┌─ Raw records

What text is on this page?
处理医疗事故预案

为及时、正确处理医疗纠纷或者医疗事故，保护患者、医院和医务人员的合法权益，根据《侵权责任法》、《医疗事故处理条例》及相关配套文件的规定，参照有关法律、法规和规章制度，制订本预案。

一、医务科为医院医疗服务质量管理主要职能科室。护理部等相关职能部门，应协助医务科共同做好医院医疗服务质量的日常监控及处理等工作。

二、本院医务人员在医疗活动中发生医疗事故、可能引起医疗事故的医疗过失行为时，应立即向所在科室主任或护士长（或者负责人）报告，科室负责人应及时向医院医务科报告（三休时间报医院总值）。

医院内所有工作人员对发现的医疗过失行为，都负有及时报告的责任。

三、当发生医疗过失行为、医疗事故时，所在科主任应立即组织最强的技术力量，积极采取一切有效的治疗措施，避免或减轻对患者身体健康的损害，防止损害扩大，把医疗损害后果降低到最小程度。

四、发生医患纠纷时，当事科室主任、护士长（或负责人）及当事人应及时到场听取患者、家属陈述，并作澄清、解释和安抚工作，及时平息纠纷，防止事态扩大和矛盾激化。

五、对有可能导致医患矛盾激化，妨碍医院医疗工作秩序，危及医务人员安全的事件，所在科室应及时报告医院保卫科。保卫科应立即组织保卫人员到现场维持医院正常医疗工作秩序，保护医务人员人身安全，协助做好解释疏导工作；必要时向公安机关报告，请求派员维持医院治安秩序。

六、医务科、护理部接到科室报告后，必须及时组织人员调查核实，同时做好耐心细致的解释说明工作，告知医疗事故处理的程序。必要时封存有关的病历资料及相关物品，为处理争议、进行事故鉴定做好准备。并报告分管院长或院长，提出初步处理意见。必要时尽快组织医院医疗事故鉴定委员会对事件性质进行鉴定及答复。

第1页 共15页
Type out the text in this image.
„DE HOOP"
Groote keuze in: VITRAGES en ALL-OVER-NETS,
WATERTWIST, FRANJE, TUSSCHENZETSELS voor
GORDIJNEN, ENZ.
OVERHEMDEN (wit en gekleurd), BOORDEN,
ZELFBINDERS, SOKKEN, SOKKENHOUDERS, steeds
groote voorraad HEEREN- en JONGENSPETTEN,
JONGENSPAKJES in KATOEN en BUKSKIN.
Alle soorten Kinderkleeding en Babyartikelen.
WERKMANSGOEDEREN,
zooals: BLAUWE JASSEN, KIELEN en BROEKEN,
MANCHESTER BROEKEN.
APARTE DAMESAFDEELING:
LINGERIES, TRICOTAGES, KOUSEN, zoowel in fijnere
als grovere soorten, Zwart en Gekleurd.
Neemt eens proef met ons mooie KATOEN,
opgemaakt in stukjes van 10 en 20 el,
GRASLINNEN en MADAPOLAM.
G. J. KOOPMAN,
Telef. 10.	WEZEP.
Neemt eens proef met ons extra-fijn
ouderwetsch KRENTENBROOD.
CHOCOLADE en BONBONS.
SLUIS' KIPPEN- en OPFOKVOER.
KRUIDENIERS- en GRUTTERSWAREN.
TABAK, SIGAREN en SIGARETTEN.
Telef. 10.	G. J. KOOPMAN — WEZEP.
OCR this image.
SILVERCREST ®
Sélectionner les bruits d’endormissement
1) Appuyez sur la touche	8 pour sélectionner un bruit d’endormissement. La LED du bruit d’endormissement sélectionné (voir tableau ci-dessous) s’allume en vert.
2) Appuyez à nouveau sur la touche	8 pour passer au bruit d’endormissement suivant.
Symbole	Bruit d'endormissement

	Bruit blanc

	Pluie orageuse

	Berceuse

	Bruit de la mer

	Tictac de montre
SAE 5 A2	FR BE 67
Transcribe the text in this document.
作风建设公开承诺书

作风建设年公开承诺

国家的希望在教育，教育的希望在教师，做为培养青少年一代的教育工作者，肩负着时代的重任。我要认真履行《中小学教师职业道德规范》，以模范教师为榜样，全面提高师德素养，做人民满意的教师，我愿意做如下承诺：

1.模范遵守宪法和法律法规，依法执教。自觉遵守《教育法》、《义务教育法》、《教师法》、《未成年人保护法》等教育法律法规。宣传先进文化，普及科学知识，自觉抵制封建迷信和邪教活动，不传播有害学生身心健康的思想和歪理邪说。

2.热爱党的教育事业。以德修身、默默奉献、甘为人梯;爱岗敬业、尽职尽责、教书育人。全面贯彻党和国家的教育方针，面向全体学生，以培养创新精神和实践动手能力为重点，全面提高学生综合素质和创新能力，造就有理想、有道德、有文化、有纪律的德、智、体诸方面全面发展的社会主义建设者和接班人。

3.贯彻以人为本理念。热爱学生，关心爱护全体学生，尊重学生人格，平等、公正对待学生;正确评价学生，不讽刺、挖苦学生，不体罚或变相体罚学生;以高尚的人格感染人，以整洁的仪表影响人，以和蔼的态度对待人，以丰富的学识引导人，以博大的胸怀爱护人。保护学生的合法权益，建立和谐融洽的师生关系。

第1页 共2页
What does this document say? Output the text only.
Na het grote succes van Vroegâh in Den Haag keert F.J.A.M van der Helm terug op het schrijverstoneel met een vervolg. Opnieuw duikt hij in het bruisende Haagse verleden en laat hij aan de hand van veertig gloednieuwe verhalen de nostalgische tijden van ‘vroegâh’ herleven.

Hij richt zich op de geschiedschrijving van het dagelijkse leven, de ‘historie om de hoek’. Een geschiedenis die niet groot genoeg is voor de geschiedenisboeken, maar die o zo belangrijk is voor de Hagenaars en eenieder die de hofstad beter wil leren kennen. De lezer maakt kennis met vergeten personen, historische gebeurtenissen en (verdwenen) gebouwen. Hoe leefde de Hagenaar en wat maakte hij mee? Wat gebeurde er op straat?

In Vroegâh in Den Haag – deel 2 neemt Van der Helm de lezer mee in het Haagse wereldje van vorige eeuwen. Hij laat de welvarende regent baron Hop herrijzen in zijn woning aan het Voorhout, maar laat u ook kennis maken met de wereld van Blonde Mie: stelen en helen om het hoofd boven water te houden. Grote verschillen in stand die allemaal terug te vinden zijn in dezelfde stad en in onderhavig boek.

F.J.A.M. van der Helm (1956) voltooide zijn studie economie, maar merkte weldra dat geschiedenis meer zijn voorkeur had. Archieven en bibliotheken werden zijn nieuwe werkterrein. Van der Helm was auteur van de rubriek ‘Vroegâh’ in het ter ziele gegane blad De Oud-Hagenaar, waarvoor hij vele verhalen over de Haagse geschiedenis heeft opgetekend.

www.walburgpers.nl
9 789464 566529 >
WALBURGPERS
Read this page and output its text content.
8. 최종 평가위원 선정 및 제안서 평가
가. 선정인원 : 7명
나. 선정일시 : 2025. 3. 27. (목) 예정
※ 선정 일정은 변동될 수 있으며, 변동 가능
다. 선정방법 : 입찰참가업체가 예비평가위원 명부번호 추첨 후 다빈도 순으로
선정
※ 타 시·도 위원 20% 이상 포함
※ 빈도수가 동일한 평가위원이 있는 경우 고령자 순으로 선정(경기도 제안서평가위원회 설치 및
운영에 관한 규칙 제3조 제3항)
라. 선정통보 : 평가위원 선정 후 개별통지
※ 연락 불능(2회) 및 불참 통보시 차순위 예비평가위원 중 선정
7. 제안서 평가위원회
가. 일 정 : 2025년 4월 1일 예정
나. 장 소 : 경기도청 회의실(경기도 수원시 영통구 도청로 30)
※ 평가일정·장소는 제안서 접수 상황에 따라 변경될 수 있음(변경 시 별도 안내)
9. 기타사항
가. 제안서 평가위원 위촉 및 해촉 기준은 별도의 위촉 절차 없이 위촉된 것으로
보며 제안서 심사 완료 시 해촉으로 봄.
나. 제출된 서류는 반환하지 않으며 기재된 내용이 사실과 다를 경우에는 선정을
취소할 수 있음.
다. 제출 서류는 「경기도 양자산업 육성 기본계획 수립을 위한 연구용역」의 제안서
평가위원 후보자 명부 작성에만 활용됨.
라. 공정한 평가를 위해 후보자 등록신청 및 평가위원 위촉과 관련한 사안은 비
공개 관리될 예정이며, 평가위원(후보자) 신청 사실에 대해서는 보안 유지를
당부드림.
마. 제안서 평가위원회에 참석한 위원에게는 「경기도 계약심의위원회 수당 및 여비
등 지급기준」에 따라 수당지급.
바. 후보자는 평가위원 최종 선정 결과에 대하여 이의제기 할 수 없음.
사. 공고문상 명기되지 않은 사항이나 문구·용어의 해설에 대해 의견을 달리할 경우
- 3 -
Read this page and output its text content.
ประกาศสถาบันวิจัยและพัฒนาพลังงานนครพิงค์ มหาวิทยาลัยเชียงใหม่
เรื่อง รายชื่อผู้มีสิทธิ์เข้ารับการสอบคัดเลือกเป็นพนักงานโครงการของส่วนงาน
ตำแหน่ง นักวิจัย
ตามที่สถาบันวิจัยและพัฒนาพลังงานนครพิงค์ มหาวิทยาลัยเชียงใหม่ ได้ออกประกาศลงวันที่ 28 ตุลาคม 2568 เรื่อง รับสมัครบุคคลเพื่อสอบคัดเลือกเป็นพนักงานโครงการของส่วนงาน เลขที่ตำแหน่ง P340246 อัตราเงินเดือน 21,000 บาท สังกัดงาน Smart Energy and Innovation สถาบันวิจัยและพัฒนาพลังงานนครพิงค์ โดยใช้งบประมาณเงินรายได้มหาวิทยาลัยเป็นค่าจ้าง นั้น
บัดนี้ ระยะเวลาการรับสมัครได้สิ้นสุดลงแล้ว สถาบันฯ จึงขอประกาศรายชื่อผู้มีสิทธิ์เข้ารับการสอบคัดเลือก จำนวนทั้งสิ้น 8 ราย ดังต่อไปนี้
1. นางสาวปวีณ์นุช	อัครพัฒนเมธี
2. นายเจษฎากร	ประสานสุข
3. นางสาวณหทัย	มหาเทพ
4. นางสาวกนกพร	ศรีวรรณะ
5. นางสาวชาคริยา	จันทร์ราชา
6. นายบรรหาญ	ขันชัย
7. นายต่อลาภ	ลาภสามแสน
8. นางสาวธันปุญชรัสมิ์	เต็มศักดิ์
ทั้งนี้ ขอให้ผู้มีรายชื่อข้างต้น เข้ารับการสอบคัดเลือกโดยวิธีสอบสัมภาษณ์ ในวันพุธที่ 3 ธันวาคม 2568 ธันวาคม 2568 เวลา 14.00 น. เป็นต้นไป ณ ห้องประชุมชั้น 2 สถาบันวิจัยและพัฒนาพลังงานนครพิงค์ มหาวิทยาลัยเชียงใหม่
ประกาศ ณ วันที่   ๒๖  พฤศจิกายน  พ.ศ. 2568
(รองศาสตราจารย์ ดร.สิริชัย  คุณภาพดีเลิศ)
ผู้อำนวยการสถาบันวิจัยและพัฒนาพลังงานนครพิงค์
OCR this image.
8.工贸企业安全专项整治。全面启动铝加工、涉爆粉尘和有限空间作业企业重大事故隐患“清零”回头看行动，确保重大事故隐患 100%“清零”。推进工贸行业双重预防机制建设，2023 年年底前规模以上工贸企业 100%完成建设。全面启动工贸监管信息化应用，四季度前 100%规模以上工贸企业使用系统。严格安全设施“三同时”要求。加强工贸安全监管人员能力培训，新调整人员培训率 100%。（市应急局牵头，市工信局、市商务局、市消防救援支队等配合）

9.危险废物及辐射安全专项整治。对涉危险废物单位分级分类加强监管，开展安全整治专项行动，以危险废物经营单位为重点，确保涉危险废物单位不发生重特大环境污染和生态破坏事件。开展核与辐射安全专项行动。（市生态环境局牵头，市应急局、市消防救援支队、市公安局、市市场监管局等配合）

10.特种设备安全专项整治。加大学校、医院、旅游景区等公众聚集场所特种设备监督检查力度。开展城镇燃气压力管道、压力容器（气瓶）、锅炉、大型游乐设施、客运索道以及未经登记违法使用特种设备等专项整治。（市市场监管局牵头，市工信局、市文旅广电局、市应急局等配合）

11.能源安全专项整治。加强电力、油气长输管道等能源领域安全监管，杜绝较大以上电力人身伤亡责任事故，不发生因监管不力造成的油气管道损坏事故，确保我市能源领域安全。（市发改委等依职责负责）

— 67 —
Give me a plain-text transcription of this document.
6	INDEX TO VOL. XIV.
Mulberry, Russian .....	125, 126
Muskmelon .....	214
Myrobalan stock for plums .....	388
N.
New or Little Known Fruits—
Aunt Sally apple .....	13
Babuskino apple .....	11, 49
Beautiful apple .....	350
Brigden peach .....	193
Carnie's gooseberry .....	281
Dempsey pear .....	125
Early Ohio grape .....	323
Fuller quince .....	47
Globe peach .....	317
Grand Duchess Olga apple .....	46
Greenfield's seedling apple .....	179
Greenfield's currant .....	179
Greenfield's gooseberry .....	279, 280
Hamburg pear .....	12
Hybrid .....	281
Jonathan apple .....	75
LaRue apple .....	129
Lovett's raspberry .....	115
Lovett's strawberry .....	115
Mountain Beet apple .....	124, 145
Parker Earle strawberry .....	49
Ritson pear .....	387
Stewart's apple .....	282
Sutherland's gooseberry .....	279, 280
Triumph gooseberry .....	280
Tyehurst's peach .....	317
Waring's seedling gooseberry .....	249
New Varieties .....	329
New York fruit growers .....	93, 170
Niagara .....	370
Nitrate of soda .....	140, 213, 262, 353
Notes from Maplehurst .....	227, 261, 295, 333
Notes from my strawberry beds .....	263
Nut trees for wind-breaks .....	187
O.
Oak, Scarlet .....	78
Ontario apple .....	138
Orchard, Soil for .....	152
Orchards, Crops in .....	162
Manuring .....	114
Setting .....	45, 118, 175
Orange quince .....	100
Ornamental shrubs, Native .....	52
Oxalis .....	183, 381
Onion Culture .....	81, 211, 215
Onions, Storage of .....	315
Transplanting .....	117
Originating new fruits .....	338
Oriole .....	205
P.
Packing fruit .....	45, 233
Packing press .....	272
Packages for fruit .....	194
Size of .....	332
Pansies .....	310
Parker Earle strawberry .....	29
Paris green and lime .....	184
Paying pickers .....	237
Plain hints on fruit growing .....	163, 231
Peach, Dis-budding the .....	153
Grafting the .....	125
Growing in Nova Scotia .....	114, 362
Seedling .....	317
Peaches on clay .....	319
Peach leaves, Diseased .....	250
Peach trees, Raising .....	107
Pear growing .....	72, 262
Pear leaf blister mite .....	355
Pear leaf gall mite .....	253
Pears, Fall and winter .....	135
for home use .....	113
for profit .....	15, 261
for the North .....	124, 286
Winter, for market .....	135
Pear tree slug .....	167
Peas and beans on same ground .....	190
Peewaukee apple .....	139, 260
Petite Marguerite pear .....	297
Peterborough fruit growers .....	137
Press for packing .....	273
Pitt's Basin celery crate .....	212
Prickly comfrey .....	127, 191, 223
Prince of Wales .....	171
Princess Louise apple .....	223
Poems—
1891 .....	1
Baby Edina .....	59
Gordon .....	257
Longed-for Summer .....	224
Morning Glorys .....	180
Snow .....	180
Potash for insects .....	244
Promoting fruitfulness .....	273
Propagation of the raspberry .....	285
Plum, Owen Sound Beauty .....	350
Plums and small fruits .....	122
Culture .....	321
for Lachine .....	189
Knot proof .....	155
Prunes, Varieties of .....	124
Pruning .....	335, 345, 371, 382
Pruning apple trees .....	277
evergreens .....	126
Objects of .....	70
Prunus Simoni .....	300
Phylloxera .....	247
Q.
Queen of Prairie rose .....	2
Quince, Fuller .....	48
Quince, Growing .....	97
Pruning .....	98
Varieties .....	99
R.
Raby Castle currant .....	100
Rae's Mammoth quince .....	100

└─

## Objective
Give the count of lines containing "What", with no added text.

## In response
2